(Written exercise) Extract from the listing each line in which the word "information" appears.

* begin *

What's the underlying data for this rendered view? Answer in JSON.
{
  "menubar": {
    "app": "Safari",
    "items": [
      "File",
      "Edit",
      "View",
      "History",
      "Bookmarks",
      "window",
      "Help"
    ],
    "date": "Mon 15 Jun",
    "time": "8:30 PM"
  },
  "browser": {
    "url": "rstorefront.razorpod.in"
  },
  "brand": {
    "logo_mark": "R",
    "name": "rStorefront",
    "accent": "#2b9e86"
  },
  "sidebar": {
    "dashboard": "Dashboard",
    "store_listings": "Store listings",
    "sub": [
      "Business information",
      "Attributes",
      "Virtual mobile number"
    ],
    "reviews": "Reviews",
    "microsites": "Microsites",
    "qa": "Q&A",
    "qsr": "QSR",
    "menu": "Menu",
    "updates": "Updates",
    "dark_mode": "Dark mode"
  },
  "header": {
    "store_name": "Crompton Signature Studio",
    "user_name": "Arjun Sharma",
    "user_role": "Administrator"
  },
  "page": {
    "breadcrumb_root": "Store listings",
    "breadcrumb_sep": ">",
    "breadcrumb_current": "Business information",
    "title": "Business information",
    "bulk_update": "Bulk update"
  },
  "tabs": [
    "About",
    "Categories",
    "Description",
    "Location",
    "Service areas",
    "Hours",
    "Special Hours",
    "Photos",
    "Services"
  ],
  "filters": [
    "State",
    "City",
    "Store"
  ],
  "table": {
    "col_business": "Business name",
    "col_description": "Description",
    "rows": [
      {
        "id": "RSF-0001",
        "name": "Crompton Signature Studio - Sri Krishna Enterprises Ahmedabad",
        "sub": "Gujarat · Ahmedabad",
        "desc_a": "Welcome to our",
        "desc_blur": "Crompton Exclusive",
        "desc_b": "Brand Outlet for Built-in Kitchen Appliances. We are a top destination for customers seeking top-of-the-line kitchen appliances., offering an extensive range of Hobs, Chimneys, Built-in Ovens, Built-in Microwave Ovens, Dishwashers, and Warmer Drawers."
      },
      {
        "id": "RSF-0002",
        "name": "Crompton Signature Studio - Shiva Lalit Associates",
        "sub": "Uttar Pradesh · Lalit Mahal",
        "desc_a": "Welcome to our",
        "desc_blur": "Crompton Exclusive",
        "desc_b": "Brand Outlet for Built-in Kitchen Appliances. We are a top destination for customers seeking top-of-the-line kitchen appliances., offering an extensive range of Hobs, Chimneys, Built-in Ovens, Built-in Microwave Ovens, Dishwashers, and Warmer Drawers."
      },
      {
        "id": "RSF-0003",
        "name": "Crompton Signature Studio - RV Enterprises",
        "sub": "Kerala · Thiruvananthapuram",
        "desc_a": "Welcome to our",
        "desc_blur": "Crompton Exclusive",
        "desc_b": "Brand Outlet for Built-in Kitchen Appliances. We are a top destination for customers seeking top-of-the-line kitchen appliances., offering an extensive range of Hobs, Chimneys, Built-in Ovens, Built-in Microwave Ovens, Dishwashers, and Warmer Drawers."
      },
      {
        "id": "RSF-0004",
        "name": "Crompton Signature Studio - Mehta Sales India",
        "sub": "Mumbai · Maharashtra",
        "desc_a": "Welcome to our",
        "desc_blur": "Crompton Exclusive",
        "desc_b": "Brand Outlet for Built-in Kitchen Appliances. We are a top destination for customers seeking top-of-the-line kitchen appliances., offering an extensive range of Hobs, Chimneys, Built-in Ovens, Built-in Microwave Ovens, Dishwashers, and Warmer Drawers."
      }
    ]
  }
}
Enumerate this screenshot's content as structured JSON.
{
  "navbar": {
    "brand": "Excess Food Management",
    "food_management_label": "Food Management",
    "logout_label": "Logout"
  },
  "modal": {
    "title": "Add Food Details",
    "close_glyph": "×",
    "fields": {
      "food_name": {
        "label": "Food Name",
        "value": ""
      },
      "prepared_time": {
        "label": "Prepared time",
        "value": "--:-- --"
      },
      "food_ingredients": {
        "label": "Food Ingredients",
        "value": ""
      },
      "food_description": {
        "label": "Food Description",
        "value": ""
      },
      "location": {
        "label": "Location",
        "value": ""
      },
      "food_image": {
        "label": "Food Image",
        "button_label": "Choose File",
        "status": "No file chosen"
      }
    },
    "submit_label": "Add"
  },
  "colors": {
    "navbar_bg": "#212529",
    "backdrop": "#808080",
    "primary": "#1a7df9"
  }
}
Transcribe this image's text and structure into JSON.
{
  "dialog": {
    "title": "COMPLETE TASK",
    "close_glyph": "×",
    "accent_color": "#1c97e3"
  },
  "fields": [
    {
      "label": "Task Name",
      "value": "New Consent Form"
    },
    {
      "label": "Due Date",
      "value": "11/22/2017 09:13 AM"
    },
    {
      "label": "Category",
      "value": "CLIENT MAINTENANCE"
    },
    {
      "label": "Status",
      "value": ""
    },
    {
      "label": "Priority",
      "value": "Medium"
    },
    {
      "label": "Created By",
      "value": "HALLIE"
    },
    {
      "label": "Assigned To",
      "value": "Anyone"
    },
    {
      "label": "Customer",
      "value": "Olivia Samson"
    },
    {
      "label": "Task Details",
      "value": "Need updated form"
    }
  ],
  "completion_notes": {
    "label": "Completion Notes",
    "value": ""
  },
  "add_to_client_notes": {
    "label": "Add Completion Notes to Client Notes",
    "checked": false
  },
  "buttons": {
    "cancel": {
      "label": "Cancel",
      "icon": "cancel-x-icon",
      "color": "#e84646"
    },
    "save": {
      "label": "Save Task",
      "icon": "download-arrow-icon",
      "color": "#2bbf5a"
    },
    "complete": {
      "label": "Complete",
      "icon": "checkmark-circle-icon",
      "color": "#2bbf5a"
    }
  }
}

* end *

(Expected output)
      "Business information",
    "breadcrumb_current": "Business information",
    "title": "Business information",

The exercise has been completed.